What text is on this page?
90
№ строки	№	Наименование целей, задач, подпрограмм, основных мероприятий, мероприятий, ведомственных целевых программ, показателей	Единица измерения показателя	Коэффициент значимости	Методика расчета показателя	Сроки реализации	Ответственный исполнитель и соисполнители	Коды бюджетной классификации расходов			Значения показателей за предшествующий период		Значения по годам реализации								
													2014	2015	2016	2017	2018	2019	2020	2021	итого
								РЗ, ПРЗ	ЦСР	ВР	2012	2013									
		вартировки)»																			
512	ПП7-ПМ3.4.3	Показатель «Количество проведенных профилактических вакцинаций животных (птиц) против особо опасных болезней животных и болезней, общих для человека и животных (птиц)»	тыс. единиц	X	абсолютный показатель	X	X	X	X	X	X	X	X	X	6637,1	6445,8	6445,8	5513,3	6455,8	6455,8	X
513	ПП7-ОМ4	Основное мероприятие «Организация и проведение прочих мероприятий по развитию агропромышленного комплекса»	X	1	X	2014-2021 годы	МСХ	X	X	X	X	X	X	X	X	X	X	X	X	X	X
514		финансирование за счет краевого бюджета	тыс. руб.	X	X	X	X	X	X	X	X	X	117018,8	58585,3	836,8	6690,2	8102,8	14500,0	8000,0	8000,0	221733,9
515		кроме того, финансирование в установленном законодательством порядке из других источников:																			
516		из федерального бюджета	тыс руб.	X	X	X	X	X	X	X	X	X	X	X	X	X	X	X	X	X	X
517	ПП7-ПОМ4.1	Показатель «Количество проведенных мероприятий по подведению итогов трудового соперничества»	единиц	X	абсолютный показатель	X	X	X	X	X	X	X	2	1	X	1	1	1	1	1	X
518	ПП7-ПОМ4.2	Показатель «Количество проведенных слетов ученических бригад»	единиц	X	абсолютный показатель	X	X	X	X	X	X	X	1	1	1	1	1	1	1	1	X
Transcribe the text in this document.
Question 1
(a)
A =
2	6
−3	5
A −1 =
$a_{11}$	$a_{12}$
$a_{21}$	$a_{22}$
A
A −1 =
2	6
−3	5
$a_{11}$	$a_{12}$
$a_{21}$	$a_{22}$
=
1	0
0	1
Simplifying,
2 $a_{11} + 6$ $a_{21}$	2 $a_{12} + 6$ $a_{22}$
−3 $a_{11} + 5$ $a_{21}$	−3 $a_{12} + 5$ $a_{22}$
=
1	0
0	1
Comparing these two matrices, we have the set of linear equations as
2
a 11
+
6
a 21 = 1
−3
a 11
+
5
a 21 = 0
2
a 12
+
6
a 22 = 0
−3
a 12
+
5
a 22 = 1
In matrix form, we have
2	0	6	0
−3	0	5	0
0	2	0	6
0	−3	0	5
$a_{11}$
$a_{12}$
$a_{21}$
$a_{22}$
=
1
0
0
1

_ _ _ _ _

→ **The request**
From the material, report only how many lines include the word "бюджета".

→ **Output of the exercise**
2